Identify the lines that include the word "color", then copy all of them.

::: DATA ROWS :::

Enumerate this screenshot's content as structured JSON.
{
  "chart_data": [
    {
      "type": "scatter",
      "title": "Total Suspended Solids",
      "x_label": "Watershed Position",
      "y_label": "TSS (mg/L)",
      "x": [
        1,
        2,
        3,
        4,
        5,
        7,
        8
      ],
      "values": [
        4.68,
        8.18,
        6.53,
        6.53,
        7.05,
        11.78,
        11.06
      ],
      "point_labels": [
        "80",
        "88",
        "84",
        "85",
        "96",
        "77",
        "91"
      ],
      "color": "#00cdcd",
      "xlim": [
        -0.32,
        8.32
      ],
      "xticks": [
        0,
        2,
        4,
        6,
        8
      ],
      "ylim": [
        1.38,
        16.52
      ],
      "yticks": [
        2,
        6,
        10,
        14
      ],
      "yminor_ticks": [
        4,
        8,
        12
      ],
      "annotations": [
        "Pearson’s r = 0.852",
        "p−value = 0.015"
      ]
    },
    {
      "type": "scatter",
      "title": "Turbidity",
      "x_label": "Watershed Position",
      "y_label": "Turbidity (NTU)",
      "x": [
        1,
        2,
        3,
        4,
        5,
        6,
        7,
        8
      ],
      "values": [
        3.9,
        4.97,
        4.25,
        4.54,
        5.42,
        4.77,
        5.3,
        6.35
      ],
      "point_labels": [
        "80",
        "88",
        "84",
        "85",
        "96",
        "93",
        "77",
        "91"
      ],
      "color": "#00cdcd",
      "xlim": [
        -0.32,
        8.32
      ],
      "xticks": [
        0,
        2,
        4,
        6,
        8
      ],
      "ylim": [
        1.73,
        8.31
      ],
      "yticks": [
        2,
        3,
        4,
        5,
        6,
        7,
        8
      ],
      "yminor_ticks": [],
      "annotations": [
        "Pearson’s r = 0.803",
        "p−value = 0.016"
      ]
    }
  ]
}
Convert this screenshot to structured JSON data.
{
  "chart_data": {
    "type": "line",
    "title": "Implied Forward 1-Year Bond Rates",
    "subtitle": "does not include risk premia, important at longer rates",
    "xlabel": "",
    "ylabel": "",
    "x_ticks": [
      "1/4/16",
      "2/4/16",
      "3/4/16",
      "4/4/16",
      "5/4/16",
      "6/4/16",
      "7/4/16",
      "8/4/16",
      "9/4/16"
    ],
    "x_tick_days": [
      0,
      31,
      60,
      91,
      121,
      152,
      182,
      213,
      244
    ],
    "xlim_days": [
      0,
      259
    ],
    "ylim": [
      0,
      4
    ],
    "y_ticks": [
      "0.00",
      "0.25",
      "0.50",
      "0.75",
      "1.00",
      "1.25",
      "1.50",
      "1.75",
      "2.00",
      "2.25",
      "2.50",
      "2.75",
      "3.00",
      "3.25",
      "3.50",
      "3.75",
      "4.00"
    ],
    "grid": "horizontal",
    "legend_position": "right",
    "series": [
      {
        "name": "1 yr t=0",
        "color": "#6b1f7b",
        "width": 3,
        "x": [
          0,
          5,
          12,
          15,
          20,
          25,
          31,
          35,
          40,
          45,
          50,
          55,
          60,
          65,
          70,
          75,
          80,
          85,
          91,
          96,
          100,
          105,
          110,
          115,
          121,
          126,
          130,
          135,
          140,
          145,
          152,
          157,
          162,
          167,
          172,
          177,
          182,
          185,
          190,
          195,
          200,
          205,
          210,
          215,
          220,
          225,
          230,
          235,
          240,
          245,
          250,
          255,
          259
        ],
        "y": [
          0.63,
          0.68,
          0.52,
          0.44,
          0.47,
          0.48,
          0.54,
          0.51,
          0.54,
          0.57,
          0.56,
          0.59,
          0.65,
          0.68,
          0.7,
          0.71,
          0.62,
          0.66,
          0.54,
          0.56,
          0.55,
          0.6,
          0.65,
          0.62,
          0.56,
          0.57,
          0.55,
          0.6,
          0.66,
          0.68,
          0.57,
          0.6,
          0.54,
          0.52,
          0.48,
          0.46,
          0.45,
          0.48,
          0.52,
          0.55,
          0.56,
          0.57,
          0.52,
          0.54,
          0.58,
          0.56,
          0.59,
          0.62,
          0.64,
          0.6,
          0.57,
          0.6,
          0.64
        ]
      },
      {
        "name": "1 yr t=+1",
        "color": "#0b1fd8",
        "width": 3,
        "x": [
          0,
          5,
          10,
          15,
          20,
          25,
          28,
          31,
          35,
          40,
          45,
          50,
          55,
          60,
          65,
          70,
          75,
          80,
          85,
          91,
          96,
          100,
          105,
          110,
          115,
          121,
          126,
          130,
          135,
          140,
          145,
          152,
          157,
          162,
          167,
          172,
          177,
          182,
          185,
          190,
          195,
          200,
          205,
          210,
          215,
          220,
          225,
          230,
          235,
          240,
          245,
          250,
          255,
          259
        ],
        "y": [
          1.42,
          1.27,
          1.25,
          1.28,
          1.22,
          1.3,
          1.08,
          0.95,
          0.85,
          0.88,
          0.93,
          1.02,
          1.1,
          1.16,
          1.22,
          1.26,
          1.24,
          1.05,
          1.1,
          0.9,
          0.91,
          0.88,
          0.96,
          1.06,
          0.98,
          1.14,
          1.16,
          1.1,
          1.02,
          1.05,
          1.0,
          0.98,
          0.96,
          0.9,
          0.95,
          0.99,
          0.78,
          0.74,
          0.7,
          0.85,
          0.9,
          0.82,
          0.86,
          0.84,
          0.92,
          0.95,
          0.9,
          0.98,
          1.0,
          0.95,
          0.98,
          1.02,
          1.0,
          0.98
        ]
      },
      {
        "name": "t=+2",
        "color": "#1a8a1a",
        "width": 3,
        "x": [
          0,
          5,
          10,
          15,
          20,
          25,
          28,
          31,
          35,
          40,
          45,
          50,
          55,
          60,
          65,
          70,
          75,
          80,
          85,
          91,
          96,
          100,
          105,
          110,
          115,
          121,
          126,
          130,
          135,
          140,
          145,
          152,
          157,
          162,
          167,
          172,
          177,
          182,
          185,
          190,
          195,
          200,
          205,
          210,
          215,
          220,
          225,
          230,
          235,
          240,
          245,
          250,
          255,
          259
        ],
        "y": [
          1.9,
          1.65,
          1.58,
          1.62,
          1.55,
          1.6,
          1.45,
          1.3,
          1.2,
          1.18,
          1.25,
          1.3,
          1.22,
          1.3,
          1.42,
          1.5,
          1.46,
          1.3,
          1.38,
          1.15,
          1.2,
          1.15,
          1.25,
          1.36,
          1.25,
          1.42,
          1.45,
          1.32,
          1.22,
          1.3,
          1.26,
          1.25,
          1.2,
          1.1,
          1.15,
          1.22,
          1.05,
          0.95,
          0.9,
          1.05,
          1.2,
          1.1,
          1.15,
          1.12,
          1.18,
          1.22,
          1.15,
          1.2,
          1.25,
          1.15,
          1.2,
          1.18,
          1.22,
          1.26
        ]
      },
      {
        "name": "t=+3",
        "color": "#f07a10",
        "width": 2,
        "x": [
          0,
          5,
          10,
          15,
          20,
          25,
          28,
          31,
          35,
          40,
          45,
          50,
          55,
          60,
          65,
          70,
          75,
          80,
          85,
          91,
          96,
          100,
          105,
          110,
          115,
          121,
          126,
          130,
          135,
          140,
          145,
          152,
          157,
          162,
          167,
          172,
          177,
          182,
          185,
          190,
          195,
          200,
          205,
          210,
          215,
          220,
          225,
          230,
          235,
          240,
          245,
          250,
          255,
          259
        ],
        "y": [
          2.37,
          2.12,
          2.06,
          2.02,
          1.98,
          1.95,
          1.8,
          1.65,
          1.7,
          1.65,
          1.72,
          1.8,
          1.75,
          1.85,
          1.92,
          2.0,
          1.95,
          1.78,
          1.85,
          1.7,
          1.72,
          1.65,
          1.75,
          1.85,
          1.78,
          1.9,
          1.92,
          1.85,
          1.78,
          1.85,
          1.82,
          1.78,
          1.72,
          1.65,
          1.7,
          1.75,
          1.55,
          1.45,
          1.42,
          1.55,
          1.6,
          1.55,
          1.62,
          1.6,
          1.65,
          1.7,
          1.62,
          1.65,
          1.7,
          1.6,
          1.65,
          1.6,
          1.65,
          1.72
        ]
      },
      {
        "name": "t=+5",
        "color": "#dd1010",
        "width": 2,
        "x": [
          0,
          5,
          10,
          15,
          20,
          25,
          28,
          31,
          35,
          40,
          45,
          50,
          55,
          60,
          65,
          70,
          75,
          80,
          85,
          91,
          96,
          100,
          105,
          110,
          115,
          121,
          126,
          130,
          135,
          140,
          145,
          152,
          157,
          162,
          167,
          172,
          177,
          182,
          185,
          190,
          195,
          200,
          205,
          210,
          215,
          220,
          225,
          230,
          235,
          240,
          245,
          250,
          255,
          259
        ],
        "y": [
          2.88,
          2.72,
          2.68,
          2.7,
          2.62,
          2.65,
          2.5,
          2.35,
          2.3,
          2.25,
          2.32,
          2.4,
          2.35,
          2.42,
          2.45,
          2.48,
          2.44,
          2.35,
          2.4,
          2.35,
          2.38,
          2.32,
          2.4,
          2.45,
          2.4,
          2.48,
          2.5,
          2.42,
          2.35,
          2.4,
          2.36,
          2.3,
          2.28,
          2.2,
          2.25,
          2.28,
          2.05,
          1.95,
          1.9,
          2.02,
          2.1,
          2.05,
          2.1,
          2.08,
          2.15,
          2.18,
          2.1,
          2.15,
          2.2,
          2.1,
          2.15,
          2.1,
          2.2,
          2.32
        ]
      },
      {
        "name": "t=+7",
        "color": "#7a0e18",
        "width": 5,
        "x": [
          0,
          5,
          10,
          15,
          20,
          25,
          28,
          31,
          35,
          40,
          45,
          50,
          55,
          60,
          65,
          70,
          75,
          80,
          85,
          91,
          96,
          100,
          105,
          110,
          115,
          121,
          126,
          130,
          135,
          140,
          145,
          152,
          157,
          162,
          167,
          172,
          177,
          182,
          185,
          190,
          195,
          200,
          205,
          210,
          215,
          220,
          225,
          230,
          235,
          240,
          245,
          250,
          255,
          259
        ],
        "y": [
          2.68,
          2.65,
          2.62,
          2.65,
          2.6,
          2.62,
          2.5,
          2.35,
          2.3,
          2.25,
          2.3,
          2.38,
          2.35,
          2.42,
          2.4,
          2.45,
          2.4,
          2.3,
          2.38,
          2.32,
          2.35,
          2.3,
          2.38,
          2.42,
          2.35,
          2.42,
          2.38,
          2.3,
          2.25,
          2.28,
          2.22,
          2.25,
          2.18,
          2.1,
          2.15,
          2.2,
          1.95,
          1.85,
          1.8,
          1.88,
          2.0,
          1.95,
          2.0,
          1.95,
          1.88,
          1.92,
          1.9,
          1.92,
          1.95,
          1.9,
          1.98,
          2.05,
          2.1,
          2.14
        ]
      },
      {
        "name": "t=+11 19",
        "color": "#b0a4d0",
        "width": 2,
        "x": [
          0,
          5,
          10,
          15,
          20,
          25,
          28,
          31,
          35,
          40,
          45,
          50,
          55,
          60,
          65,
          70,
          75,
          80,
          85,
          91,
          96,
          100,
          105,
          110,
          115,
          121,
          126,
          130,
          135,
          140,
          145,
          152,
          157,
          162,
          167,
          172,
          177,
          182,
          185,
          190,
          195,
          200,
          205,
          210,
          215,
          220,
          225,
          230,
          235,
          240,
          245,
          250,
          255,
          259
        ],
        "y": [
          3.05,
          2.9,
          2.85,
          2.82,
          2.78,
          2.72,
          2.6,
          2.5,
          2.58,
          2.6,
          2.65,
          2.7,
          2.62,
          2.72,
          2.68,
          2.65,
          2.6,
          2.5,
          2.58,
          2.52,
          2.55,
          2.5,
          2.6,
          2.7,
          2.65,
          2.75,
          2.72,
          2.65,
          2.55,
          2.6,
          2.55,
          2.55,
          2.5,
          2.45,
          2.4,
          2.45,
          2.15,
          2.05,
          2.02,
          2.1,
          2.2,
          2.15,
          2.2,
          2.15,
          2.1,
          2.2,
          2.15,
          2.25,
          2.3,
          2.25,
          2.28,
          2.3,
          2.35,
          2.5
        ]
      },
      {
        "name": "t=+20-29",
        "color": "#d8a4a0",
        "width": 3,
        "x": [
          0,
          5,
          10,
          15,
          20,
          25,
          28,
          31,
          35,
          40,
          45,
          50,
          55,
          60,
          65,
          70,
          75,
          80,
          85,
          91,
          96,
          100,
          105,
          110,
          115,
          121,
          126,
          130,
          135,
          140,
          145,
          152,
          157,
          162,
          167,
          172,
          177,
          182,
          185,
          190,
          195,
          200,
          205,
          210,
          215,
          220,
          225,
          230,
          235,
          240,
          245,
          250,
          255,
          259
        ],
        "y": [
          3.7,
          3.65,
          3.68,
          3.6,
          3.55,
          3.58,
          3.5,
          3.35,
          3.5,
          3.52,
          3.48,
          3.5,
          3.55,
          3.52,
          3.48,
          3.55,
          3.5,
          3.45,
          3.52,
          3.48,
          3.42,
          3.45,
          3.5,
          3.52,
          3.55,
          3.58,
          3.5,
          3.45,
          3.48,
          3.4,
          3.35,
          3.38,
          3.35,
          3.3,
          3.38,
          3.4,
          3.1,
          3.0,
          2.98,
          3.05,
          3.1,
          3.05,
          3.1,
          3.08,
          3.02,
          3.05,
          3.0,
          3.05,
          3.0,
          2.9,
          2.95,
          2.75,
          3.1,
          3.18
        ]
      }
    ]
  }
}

:::

RESULT OF THE EXERCISE:
      "color": "#00cdcd",
      "color": "#00cdcd",
        "color": "#6b1f7b",
        "color": "#0b1fd8",
        "color": "#1a8a1a",
        "color": "#f07a10",
        "color": "#dd1010",
        "color": "#7a0e18",
        "color": "#b0a4d0",
        "color": "#d8a4a0",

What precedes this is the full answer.